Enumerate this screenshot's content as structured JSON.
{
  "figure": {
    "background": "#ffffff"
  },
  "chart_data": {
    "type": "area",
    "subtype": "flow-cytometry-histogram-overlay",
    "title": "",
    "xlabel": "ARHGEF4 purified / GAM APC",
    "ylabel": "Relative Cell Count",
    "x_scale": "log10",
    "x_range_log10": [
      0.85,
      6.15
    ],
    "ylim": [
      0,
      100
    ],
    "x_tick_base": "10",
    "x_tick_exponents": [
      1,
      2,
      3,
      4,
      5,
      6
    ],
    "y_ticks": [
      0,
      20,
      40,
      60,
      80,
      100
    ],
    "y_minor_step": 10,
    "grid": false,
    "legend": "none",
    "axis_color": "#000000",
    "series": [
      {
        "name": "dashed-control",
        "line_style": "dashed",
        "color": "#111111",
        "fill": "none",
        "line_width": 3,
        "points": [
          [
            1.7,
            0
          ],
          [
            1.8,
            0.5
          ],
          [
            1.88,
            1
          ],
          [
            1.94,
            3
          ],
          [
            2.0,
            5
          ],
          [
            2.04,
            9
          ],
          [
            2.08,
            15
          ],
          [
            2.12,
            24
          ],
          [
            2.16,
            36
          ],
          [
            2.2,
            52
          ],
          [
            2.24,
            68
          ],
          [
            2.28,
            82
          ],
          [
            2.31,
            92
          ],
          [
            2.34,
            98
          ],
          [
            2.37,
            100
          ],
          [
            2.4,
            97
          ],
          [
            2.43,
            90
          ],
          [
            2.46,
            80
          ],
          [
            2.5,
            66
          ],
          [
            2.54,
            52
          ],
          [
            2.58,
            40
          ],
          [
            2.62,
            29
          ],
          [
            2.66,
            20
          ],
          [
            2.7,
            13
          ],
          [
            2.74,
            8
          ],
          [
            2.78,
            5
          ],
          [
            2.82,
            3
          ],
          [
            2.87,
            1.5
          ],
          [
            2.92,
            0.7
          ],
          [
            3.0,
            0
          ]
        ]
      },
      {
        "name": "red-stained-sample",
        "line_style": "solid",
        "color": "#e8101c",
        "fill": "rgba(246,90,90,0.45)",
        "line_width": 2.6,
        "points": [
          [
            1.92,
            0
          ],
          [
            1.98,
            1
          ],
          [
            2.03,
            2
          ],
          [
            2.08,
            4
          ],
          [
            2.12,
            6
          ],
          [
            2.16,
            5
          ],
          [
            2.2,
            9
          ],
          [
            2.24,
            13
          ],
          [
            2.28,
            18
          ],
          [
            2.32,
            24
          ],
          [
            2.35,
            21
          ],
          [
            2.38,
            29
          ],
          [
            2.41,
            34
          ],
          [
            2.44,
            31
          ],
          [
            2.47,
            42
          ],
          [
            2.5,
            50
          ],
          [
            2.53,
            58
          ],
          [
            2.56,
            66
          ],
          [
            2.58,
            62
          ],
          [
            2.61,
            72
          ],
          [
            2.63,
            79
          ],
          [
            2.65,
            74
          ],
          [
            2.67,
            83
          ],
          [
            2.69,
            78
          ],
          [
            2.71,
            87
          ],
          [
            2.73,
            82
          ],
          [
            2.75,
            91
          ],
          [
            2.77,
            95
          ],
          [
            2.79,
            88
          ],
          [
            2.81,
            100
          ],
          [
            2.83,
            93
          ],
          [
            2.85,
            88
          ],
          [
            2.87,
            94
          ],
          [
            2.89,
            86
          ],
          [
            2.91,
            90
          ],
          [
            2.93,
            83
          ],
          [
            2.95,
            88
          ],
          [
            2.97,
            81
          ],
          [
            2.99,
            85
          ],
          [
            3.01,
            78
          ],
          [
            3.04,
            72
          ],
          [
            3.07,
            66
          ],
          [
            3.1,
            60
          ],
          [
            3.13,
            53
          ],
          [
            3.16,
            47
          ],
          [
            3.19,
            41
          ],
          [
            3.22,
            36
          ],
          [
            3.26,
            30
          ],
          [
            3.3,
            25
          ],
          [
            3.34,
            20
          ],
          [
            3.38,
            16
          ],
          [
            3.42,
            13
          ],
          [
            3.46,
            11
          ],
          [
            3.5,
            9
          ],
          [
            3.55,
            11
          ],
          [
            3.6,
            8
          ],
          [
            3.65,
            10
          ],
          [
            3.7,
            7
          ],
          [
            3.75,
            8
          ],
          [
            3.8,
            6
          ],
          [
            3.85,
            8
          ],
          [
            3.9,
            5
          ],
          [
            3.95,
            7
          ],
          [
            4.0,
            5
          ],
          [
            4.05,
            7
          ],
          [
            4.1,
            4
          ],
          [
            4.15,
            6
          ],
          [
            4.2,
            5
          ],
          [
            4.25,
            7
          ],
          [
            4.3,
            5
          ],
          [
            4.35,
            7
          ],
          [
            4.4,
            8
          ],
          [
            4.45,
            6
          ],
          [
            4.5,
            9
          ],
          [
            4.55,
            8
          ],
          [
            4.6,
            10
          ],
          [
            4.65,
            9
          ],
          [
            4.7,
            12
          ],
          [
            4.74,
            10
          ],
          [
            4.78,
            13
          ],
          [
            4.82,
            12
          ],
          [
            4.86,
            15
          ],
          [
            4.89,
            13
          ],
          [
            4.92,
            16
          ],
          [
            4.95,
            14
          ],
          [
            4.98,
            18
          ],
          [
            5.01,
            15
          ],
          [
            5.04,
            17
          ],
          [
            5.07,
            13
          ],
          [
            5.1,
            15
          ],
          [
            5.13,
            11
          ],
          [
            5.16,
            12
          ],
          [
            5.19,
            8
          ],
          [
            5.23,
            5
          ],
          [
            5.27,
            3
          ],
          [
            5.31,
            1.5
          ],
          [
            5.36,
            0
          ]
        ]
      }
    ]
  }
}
------------------------------------------------------------------------
## Set problem:
Where a line holds "dashed", copy it out.

## Output for this exercise:
        "name": "dashed-control",
        "line_style": "dashed",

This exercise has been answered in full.